(Problem to work on): Repeat the records verbatim and leave the pictures out of your copy.

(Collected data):
^^^^^^^^
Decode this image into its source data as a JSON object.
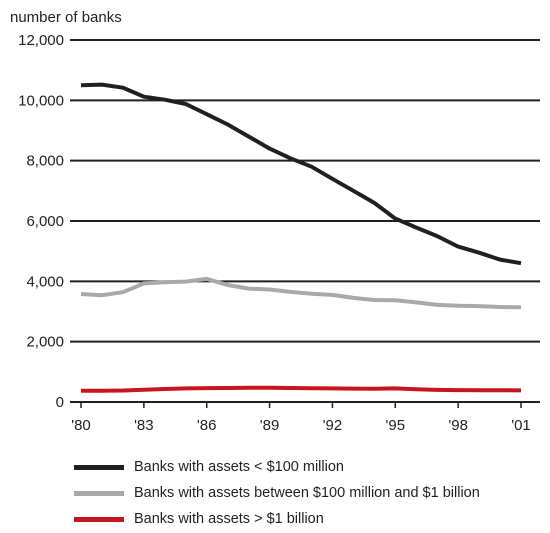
{
  "chart_data": {
    "type": "line",
    "ylabel": "number of banks",
    "ylim": [
      0,
      12000
    ],
    "yticks": [
      0,
      2000,
      4000,
      6000,
      8000,
      10000,
      12000
    ],
    "ytick_labels": [
      "0",
      "2,000",
      "4,000",
      "6,000",
      "8,000",
      "10,000",
      "12,000"
    ],
    "xlim": [
      1980,
      2001
    ],
    "xticks": [
      1980,
      1983,
      1986,
      1989,
      1992,
      1995,
      1998,
      2001
    ],
    "xtick_labels": [
      "'80",
      "'83",
      "'86",
      "'89",
      "'92",
      "'95",
      "'98",
      "'01"
    ],
    "grid": true,
    "legend_position": "bottom",
    "x": [
      1980,
      1981,
      1982,
      1983,
      1984,
      1985,
      1986,
      1987,
      1988,
      1989,
      1990,
      1991,
      1992,
      1993,
      1994,
      1995,
      1996,
      1997,
      1998,
      1999,
      2000,
      2001
    ],
    "series": [
      {
        "name": "Banks with assets < $100 million",
        "color": "#231f20",
        "values": [
          10500,
          10520,
          10420,
          10120,
          10020,
          9880,
          9540,
          9200,
          8800,
          8400,
          8080,
          7800,
          7400,
          7000,
          6600,
          6080,
          5780,
          5500,
          5150,
          4950,
          4720,
          4600
        ]
      },
      {
        "name": "Banks with assets between $100 million and $1 billion",
        "color": "#a7a9ac",
        "values": [
          3580,
          3540,
          3640,
          3930,
          3970,
          3990,
          4080,
          3880,
          3760,
          3730,
          3650,
          3590,
          3550,
          3450,
          3380,
          3370,
          3300,
          3220,
          3190,
          3180,
          3150,
          3140
        ]
      },
      {
        "name": "Banks with assets > $1 billion",
        "color": "#c4161c",
        "values": [
          370,
          375,
          380,
          405,
          430,
          450,
          460,
          465,
          470,
          470,
          465,
          455,
          450,
          445,
          440,
          450,
          420,
          400,
          395,
          390,
          390,
          385
        ]
      }
    ]
  }
}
^^^^^^^^
(Response below):
Decode this image into its source data as a JSON object.
{
  "chart_data": {
    "type": "line",
    "ylabel": "number of banks",
    "ylim": [
      0,
      12000
    ],
    "yticks": [
      0,
      2000,
      4000,
      6000,
      8000,
      10000,
      12000
    ],
    "ytick_labels": [
      "0",
      "2,000",
      "4,000",
      "6,000",
      "8,000",
      "10,000",
      "12,000"
    ],
    "xlim": [
      1980,
      2001
    ],
    "xticks": [
      1980,
      1983,
      1986,
      1989,
      1992,
      1995,
      1998,
      2001
    ],
    "xtick_labels": [
      "'80",
      "'83",
      "'86",
      "'89",
      "'92",
      "'95",
      "'98",
      "'01"
    ],
    "grid": true,
    "legend_position": "bottom",
    "x": [
      1980,
      1981,
      1982,
      1983,
      1984,
      1985,
      1986,
      1987,
      1988,
      1989,
      1990,
      1991,
      1992,
      1993,
      1994,
      1995,
      1996,
      1997,
      1998,
      1999,
      2000,
      2001
    ],
    "series": [
      {
        "name": "Banks with assets < $100 million",
        "color": "#231f20",
        "values": [
          10500,
          10520,
          10420,
          10120,
          10020,
          9880,
          9540,
          9200,
          8800,
          8400,
          8080,
          7800,
          7400,
          7000,
          6600,
          6080,
          5780,
          5500,
          5150,
          4950,
          4720,
          4600
        ]
      },
      {
        "name": "Banks with assets between $100 million and $1 billion",
        "color": "#a7a9ac",
        "values": [
          3580,
          3540,
          3640,
          3930,
          3970,
          3990,
          4080,
          3880,
          3760,
          3730,
          3650,
          3590,
          3550,
          3450,
          3380,
          3370,
          3300,
          3220,
          3190,
          3180,
          3150,
          3140
        ]
      },
      {
        "name": "Banks with assets > $1 billion",
        "color": "#c4161c",
        "values": [
          370,
          375,
          380,
          405,
          430,
          450,
          460,
          465,
          470,
          470,
          465,
          455,
          450,
          445,
          440,
          450,
          420,
          400,
          395,
          390,
          390,
          385
        ]
      }
    ]
  }
}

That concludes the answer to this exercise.